▶ _Objective_
Your task is to give the listing below back word for word, pictures excluded.

··· Supplied data ···

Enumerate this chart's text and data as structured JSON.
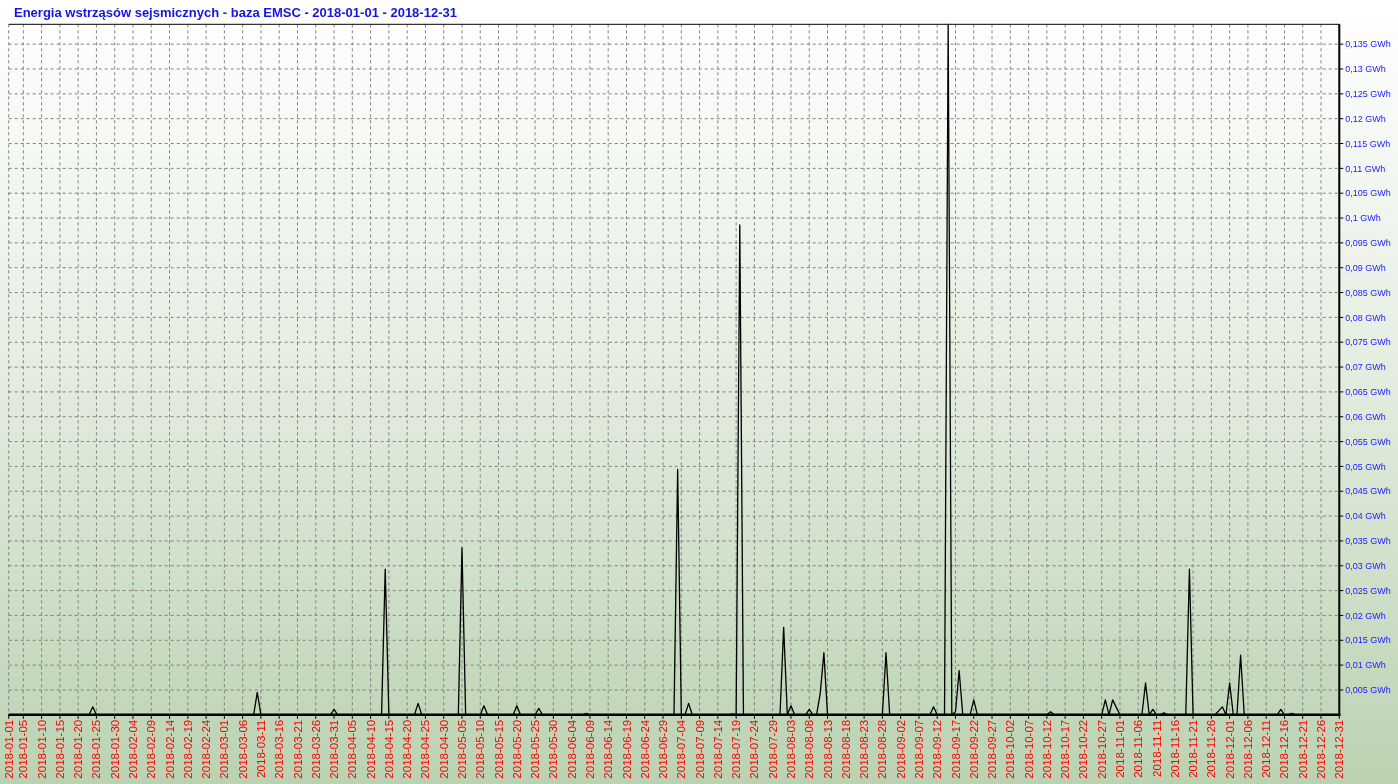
{
  "chart_data": {
    "type": "line",
    "title": "Energia wstrząsów sejsmicznych - baza EMSC - 2018-01-01 - 2018-12-31",
    "x": [
      "2018-01-01",
      "2018-01-23",
      "2018-01-24",
      "2018-01-25",
      "2018-03-09",
      "2018-03-10",
      "2018-03-11",
      "2018-03-30",
      "2018-03-31",
      "2018-04-01",
      "2018-04-13",
      "2018-04-14",
      "2018-04-15",
      "2018-04-22",
      "2018-04-23",
      "2018-04-24",
      "2018-05-04",
      "2018-05-05",
      "2018-05-06",
      "2018-05-10",
      "2018-05-11",
      "2018-05-12",
      "2018-05-19",
      "2018-05-20",
      "2018-05-21",
      "2018-05-25",
      "2018-05-26",
      "2018-05-27",
      "2018-06-07",
      "2018-06-08",
      "2018-06-09",
      "2018-07-02",
      "2018-07-03",
      "2018-07-04",
      "2018-07-05",
      "2018-07-06",
      "2018-07-07",
      "2018-07-17",
      "2018-07-18",
      "2018-07-19",
      "2018-07-20",
      "2018-07-21",
      "2018-07-31",
      "2018-08-01",
      "2018-08-02",
      "2018-08-03",
      "2018-08-04",
      "2018-08-07",
      "2018-08-08",
      "2018-08-09",
      "2018-08-10",
      "2018-08-11",
      "2018-08-12",
      "2018-08-13",
      "2018-08-28",
      "2018-08-29",
      "2018-08-30",
      "2018-09-10",
      "2018-09-11",
      "2018-09-12",
      "2018-09-14",
      "2018-09-15",
      "2018-09-16",
      "2018-09-17",
      "2018-09-18",
      "2018-09-19",
      "2018-09-21",
      "2018-09-22",
      "2018-09-23",
      "2018-10-12",
      "2018-10-13",
      "2018-10-14",
      "2018-10-27",
      "2018-10-28",
      "2018-10-29",
      "2018-10-30",
      "2018-10-31",
      "2018-11-01",
      "2018-11-07",
      "2018-11-08",
      "2018-11-09",
      "2018-11-10",
      "2018-11-11",
      "2018-11-12",
      "2018-11-13",
      "2018-11-14",
      "2018-11-19",
      "2018-11-20",
      "2018-11-21",
      "2018-11-27",
      "2018-11-28",
      "2018-11-29",
      "2018-11-30",
      "2018-12-01",
      "2018-12-02",
      "2018-12-03",
      "2018-12-04",
      "2018-12-05",
      "2018-12-14",
      "2018-12-15",
      "2018-12-16",
      "2018-12-17",
      "2018-12-18",
      "2018-12-19",
      "2018-12-31"
    ],
    "series": [
      {
        "color": "#000000",
        "values": [
          0,
          0,
          0.0016,
          0,
          0,
          0.0045,
          0,
          0,
          0.0011,
          0,
          0,
          0.0293,
          0,
          0,
          0.0023,
          0,
          0,
          0.0336,
          0,
          0,
          0.0018,
          0,
          0,
          0.0018,
          0,
          0,
          0.0013,
          0,
          0,
          0.0003,
          0,
          0,
          0.0494,
          0,
          0,
          0.0023,
          0,
          0,
          0.0002,
          0,
          0.0986,
          0,
          0,
          0.0176,
          0,
          0.0018,
          0,
          0,
          0.0011,
          0,
          0,
          0.0043,
          0.0125,
          0,
          0,
          0.0125,
          0,
          0,
          0.0016,
          0,
          0,
          0.139,
          0,
          0.0006,
          0.0089,
          0,
          0,
          0.003,
          0,
          0,
          0.0006,
          0,
          0,
          0.003,
          0,
          0.003,
          0.0015,
          0,
          0,
          0.0064,
          0,
          0.0011,
          0,
          0,
          0.0004,
          0,
          0,
          0.0293,
          0,
          0,
          0.0008,
          0.0016,
          0,
          0.0064,
          0,
          0,
          0.012,
          0,
          0,
          0.0011,
          0,
          0,
          0.0003,
          0,
          0
        ]
      }
    ],
    "xlim": [
      "2018-01-01",
      "2018-12-31"
    ],
    "xticks": [
      "2018-01-01",
      "2018-01-05",
      "2018-01-10",
      "2018-01-15",
      "2018-01-20",
      "2018-01-25",
      "2018-01-30",
      "2018-02-04",
      "2018-02-09",
      "2018-02-14",
      "2018-02-19",
      "2018-02-24",
      "2018-03-01",
      "2018-03-06",
      "2018-03-11",
      "2018-03-16",
      "2018-03-21",
      "2018-03-26",
      "2018-03-31",
      "2018-04-05",
      "2018-04-10",
      "2018-04-15",
      "2018-04-20",
      "2018-04-25",
      "2018-04-30",
      "2018-05-05",
      "2018-05-10",
      "2018-05-15",
      "2018-05-20",
      "2018-05-25",
      "2018-05-30",
      "2018-06-04",
      "2018-06-09",
      "2018-06-14",
      "2018-06-19",
      "2018-06-24",
      "2018-06-29",
      "2018-07-04",
      "2018-07-09",
      "2018-07-14",
      "2018-07-19",
      "2018-07-24",
      "2018-07-29",
      "2018-08-03",
      "2018-08-08",
      "2018-08-13",
      "2018-08-18",
      "2018-08-23",
      "2018-08-28",
      "2018-09-02",
      "2018-09-07",
      "2018-09-12",
      "2018-09-17",
      "2018-09-22",
      "2018-09-27",
      "2018-10-02",
      "2018-10-07",
      "2018-10-12",
      "2018-10-17",
      "2018-10-22",
      "2018-10-27",
      "2018-11-01",
      "2018-11-06",
      "2018-11-11",
      "2018-11-16",
      "2018-11-21",
      "2018-11-26",
      "2018-12-01",
      "2018-12-06",
      "2018-12-11",
      "2018-12-16",
      "2018-12-21",
      "2018-12-26",
      "2018-12-31"
    ],
    "ylim": [
      0,
      0.139
    ],
    "yticks": [
      {
        "value": 0.005,
        "label": "0,005 GWh"
      },
      {
        "value": 0.01,
        "label": "0,01 GWh"
      },
      {
        "value": 0.015,
        "label": "0,015 GWh"
      },
      {
        "value": 0.02,
        "label": "0,02 GWh"
      },
      {
        "value": 0.025,
        "label": "0,025 GWh"
      },
      {
        "value": 0.03,
        "label": "0,03 GWh"
      },
      {
        "value": 0.035,
        "label": "0,035 GWh"
      },
      {
        "value": 0.04,
        "label": "0,04 GWh"
      },
      {
        "value": 0.045,
        "label": "0,045 GWh"
      },
      {
        "value": 0.05,
        "label": "0,05 GWh"
      },
      {
        "value": 0.055,
        "label": "0,055 GWh"
      },
      {
        "value": 0.06,
        "label": "0,06 GWh"
      },
      {
        "value": 0.065,
        "label": "0,065 GWh"
      },
      {
        "value": 0.07,
        "label": "0,07 GWh"
      },
      {
        "value": 0.075,
        "label": "0,075 GWh"
      },
      {
        "value": 0.08,
        "label": "0,08 GWh"
      },
      {
        "value": 0.085,
        "label": "0,085 GWh"
      },
      {
        "value": 0.09,
        "label": "0,09 GWh"
      },
      {
        "value": 0.095,
        "label": "0,095 GWh"
      },
      {
        "value": 0.1,
        "label": "0,1 GWh"
      },
      {
        "value": 0.105,
        "label": "0,105 GWh"
      },
      {
        "value": 0.11,
        "label": "0,11 GWh"
      },
      {
        "value": 0.115,
        "label": "0,115 GWh"
      },
      {
        "value": 0.12,
        "label": "0,12 GWh"
      },
      {
        "value": 0.125,
        "label": "0,125 GWh"
      },
      {
        "value": 0.13,
        "label": "0,13 GWh"
      },
      {
        "value": 0.135,
        "label": "0,135 GWh"
      }
    ],
    "grid": true
  }
}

···

▶ _Solution to the problem_
Enumerate this chart's text and data as structured JSON.
{
  "chart_data": {
    "type": "line",
    "title": "Energia wstrząsów sejsmicznych - baza EMSC - 2018-01-01 - 2018-12-31",
    "x": [
      "2018-01-01",
      "2018-01-23",
      "2018-01-24",
      "2018-01-25",
      "2018-03-09",
      "2018-03-10",
      "2018-03-11",
      "2018-03-30",
      "2018-03-31",
      "2018-04-01",
      "2018-04-13",
      "2018-04-14",
      "2018-04-15",
      "2018-04-22",
      "2018-04-23",
      "2018-04-24",
      "2018-05-04",
      "2018-05-05",
      "2018-05-06",
      "2018-05-10",
      "2018-05-11",
      "2018-05-12",
      "2018-05-19",
      "2018-05-20",
      "2018-05-21",
      "2018-05-25",
      "2018-05-26",
      "2018-05-27",
      "2018-06-07",
      "2018-06-08",
      "2018-06-09",
      "2018-07-02",
      "2018-07-03",
      "2018-07-04",
      "2018-07-05",
      "2018-07-06",
      "2018-07-07",
      "2018-07-17",
      "2018-07-18",
      "2018-07-19",
      "2018-07-20",
      "2018-07-21",
      "2018-07-31",
      "2018-08-01",
      "2018-08-02",
      "2018-08-03",
      "2018-08-04",
      "2018-08-07",
      "2018-08-08",
      "2018-08-09",
      "2018-08-10",
      "2018-08-11",
      "2018-08-12",
      "2018-08-13",
      "2018-08-28",
      "2018-08-29",
      "2018-08-30",
      "2018-09-10",
      "2018-09-11",
      "2018-09-12",
      "2018-09-14",
      "2018-09-15",
      "2018-09-16",
      "2018-09-17",
      "2018-09-18",
      "2018-09-19",
      "2018-09-21",
      "2018-09-22",
      "2018-09-23",
      "2018-10-12",
      "2018-10-13",
      "2018-10-14",
      "2018-10-27",
      "2018-10-28",
      "2018-10-29",
      "2018-10-30",
      "2018-10-31",
      "2018-11-01",
      "2018-11-07",
      "2018-11-08",
      "2018-11-09",
      "2018-11-10",
      "2018-11-11",
      "2018-11-12",
      "2018-11-13",
      "2018-11-14",
      "2018-11-19",
      "2018-11-20",
      "2018-11-21",
      "2018-11-27",
      "2018-11-28",
      "2018-11-29",
      "2018-11-30",
      "2018-12-01",
      "2018-12-02",
      "2018-12-03",
      "2018-12-04",
      "2018-12-05",
      "2018-12-14",
      "2018-12-15",
      "2018-12-16",
      "2018-12-17",
      "2018-12-18",
      "2018-12-19",
      "2018-12-31"
    ],
    "series": [
      {
        "color": "#000000",
        "values": [
          0,
          0,
          0.0016,
          0,
          0,
          0.0045,
          0,
          0,
          0.0011,
          0,
          0,
          0.0293,
          0,
          0,
          0.0023,
          0,
          0,
          0.0336,
          0,
          0,
          0.0018,
          0,
          0,
          0.0018,
          0,
          0,
          0.0013,
          0,
          0,
          0.0003,
          0,
          0,
          0.0494,
          0,
          0,
          0.0023,
          0,
          0,
          0.0002,
          0,
          0.0986,
          0,
          0,
          0.0176,
          0,
          0.0018,
          0,
          0,
          0.0011,
          0,
          0,
          0.0043,
          0.0125,
          0,
          0,
          0.0125,
          0,
          0,
          0.0016,
          0,
          0,
          0.139,
          0,
          0.0006,
          0.0089,
          0,
          0,
          0.003,
          0,
          0,
          0.0006,
          0,
          0,
          0.003,
          0,
          0.003,
          0.0015,
          0,
          0,
          0.0064,
          0,
          0.0011,
          0,
          0,
          0.0004,
          0,
          0,
          0.0293,
          0,
          0,
          0.0008,
          0.0016,
          0,
          0.0064,
          0,
          0,
          0.012,
          0,
          0,
          0.0011,
          0,
          0,
          0.0003,
          0,
          0
        ]
      }
    ],
    "xlim": [
      "2018-01-01",
      "2018-12-31"
    ],
    "xticks": [
      "2018-01-01",
      "2018-01-05",
      "2018-01-10",
      "2018-01-15",
      "2018-01-20",
      "2018-01-25",
      "2018-01-30",
      "2018-02-04",
      "2018-02-09",
      "2018-02-14",
      "2018-02-19",
      "2018-02-24",
      "2018-03-01",
      "2018-03-06",
      "2018-03-11",
      "2018-03-16",
      "2018-03-21",
      "2018-03-26",
      "2018-03-31",
      "2018-04-05",
      "2018-04-10",
      "2018-04-15",
      "2018-04-20",
      "2018-04-25",
      "2018-04-30",
      "2018-05-05",
      "2018-05-10",
      "2018-05-15",
      "2018-05-20",
      "2018-05-25",
      "2018-05-30",
      "2018-06-04",
      "2018-06-09",
      "2018-06-14",
      "2018-06-19",
      "2018-06-24",
      "2018-06-29",
      "2018-07-04",
      "2018-07-09",
      "2018-07-14",
      "2018-07-19",
      "2018-07-24",
      "2018-07-29",
      "2018-08-03",
      "2018-08-08",
      "2018-08-13",
      "2018-08-18",
      "2018-08-23",
      "2018-08-28",
      "2018-09-02",
      "2018-09-07",
      "2018-09-12",
      "2018-09-17",
      "2018-09-22",
      "2018-09-27",
      "2018-10-02",
      "2018-10-07",
      "2018-10-12",
      "2018-10-17",
      "2018-10-22",
      "2018-10-27",
      "2018-11-01",
      "2018-11-06",
      "2018-11-11",
      "2018-11-16",
      "2018-11-21",
      "2018-11-26",
      "2018-12-01",
      "2018-12-06",
      "2018-12-11",
      "2018-12-16",
      "2018-12-21",
      "2018-12-26",
      "2018-12-31"
    ],
    "ylim": [
      0,
      0.139
    ],
    "yticks": [
      {
        "value": 0.005,
        "label": "0,005 GWh"
      },
      {
        "value": 0.01,
        "label": "0,01 GWh"
      },
      {
        "value": 0.015,
        "label": "0,015 GWh"
      },
      {
        "value": 0.02,
        "label": "0,02 GWh"
      },
      {
        "value": 0.025,
        "label": "0,025 GWh"
      },
      {
        "value": 0.03,
        "label": "0,03 GWh"
      },
      {
        "value": 0.035,
        "label": "0,035 GWh"
      },
      {
        "value": 0.04,
        "label": "0,04 GWh"
      },
      {
        "value": 0.045,
        "label": "0,045 GWh"
      },
      {
        "value": 0.05,
        "label": "0,05 GWh"
      },
      {
        "value": 0.055,
        "label": "0,055 GWh"
      },
      {
        "value": 0.06,
        "label": "0,06 GWh"
      },
      {
        "value": 0.065,
        "label": "0,065 GWh"
      },
      {
        "value": 0.07,
        "label": "0,07 GWh"
      },
      {
        "value": 0.075,
        "label": "0,075 GWh"
      },
      {
        "value": 0.08,
        "label": "0,08 GWh"
      },
      {
        "value": 0.085,
        "label": "0,085 GWh"
      },
      {
        "value": 0.09,
        "label": "0,09 GWh"
      },
      {
        "value": 0.095,
        "label": "0,095 GWh"
      },
      {
        "value": 0.1,
        "label": "0,1 GWh"
      },
      {
        "value": 0.105,
        "label": "0,105 GWh"
      },
      {
        "value": 0.11,
        "label": "0,11 GWh"
      },
      {
        "value": 0.115,
        "label": "0,115 GWh"
      },
      {
        "value": 0.12,
        "label": "0,12 GWh"
      },
      {
        "value": 0.125,
        "label": "0,125 GWh"
      },
      {
        "value": 0.13,
        "label": "0,13 GWh"
      },
      {
        "value": 0.135,
        "label": "0,135 GWh"
      }
    ],
    "grid": true
  }
}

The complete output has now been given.